** begin INPUT FOR THIS TASK **

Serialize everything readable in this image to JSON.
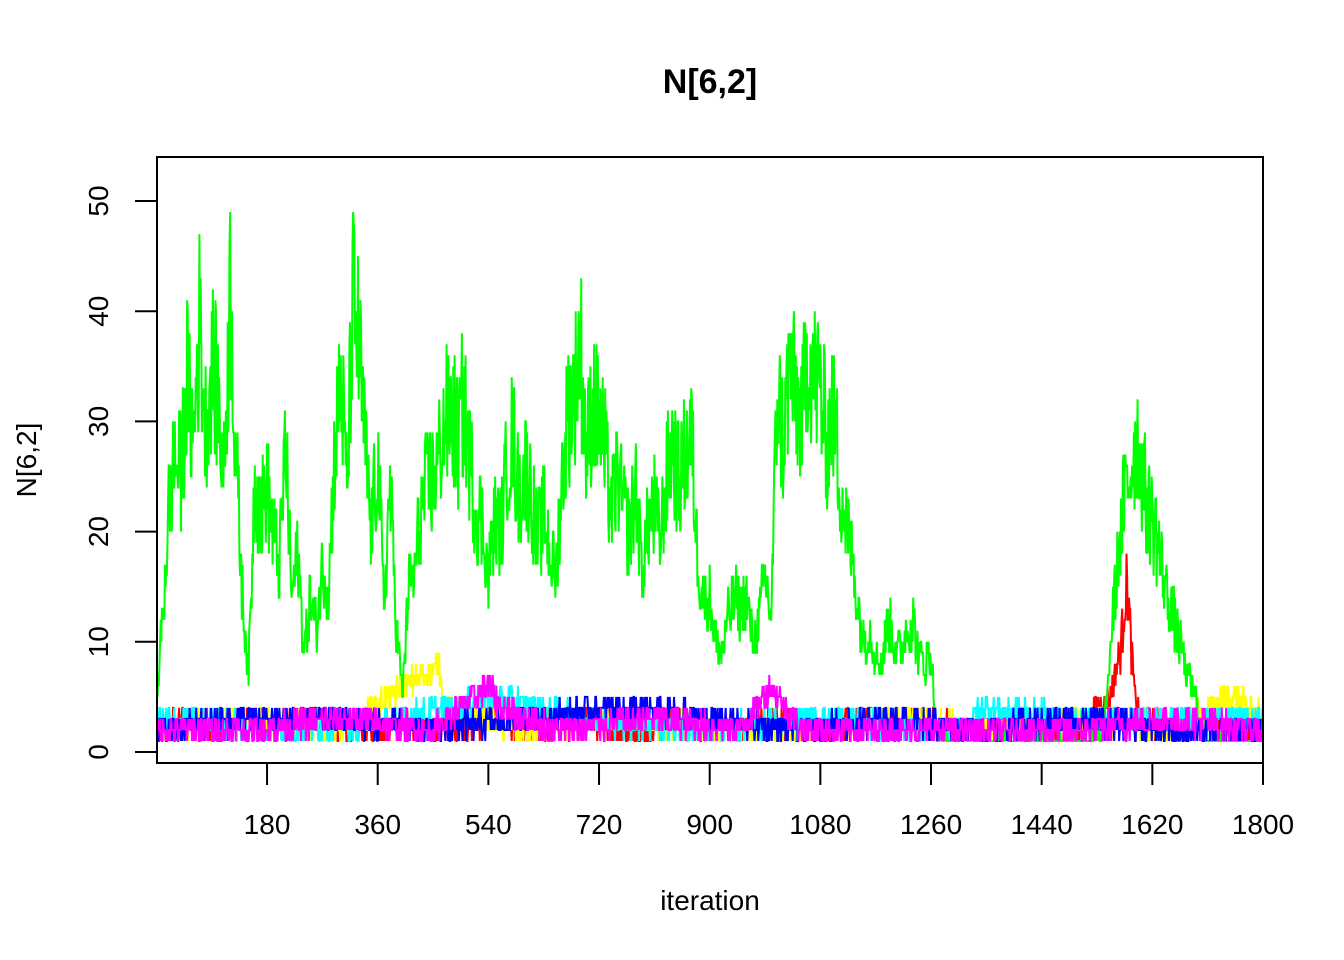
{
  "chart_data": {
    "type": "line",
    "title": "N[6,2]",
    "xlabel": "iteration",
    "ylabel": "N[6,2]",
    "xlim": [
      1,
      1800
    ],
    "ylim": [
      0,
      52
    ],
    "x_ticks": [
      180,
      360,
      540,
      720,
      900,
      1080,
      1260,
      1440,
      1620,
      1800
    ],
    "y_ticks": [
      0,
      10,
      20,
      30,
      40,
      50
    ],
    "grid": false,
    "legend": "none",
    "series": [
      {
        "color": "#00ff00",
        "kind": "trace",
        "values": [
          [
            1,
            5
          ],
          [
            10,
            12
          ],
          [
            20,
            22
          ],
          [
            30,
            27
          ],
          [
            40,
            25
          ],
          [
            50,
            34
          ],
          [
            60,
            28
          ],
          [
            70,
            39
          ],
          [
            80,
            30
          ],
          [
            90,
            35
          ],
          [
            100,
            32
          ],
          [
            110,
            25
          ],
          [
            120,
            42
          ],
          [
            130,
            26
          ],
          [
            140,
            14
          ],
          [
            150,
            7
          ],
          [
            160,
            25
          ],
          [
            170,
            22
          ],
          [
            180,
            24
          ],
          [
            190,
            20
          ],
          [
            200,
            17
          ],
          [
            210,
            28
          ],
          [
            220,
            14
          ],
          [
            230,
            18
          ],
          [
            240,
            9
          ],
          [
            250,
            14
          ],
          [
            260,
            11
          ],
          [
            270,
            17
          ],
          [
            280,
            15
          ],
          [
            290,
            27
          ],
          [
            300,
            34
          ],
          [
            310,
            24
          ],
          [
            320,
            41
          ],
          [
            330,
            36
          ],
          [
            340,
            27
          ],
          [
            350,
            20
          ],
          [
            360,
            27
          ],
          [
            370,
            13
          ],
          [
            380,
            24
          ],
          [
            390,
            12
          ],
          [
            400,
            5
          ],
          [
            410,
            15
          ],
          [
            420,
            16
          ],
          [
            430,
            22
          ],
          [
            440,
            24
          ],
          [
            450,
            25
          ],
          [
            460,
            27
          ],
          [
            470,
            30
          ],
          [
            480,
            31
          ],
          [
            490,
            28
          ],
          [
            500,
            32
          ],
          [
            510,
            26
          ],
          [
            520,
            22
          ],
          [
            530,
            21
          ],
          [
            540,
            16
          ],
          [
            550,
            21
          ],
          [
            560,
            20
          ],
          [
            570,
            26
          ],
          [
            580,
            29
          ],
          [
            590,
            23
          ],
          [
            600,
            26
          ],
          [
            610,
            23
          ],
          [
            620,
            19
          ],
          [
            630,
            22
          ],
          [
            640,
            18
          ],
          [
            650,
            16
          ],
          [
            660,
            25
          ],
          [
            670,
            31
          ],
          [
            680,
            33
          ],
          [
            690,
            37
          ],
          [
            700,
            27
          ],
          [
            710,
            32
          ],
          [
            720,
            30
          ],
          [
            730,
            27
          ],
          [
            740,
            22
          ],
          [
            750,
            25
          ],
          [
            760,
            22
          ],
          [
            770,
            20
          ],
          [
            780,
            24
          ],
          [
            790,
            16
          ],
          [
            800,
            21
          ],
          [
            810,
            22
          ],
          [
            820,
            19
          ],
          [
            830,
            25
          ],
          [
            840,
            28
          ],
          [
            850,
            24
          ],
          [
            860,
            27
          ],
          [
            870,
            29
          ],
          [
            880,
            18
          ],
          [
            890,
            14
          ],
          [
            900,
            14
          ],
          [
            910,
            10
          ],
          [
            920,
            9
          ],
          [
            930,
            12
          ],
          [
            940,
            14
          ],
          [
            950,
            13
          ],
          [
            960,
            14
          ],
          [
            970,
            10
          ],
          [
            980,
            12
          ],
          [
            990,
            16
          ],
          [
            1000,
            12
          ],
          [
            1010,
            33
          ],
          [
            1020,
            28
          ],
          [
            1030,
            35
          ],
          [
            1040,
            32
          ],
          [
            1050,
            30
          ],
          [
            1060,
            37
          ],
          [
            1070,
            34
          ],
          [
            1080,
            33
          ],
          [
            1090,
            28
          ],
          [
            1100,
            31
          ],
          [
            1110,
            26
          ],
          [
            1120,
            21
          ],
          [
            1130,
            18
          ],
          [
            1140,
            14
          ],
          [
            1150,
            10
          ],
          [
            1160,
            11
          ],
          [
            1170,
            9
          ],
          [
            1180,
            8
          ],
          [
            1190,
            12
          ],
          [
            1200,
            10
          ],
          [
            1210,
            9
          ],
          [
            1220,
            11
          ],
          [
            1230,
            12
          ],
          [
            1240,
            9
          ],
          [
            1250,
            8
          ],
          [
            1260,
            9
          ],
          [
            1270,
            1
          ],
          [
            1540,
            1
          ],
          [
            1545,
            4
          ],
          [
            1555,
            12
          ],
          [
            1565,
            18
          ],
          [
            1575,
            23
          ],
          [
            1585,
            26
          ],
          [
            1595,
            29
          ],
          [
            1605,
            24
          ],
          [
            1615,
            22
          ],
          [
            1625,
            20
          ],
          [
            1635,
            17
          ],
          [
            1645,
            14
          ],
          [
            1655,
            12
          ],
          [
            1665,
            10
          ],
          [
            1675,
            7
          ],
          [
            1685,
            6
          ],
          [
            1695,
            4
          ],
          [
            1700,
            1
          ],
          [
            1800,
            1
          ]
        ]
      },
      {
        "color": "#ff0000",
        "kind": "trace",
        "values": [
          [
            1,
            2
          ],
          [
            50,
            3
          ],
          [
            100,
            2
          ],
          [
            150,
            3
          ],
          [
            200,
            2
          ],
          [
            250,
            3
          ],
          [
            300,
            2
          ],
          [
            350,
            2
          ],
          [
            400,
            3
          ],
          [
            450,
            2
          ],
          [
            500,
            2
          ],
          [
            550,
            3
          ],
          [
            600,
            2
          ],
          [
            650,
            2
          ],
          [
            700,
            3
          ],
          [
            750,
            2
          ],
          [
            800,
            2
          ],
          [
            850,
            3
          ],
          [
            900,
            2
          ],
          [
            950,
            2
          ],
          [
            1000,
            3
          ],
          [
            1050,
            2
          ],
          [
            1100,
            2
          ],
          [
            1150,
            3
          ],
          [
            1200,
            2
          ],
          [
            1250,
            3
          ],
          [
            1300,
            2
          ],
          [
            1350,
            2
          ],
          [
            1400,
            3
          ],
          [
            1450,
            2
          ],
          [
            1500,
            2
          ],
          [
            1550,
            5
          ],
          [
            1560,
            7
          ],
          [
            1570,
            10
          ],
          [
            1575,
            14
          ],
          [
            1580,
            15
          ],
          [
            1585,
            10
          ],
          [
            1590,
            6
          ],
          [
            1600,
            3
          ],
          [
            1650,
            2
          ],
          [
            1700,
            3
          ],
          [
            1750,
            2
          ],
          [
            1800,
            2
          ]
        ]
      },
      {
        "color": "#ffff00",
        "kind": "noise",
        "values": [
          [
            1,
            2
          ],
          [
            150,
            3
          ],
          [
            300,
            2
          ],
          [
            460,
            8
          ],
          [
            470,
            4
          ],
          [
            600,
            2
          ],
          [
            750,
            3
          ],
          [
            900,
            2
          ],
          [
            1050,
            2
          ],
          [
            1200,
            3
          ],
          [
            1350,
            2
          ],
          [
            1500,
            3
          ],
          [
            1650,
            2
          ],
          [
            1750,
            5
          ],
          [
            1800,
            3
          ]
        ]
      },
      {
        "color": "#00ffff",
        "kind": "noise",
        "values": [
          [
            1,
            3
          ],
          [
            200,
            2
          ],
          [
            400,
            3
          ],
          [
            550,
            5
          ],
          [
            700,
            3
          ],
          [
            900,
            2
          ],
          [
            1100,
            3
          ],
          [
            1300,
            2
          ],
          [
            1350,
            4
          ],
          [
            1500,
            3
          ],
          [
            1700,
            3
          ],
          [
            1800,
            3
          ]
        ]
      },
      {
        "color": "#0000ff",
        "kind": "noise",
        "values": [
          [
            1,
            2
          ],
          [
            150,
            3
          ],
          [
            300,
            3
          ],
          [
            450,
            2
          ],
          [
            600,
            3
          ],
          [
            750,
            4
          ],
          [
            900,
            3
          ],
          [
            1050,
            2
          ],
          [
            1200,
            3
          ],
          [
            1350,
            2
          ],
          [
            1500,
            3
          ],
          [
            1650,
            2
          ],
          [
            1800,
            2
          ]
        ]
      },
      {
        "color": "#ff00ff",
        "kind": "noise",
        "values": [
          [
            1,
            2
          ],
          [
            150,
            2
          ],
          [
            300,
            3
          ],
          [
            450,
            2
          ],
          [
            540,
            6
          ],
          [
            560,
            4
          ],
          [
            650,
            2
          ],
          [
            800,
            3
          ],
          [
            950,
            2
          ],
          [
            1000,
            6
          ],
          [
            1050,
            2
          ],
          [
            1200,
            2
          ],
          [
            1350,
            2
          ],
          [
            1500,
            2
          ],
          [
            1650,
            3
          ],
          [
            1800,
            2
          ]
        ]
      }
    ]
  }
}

** end INPUT FOR THIS TASK **

## [SET EXERCISE]
Read the entries and select each line where the word "color" is found.

## [TASK ANSWER]
        "color": "#00ff00",
        "color": "#ff0000",
        "color": "#ffff00",
        "color": "#00ffff",
        "color": "#0000ff",
        "color": "#ff00ff",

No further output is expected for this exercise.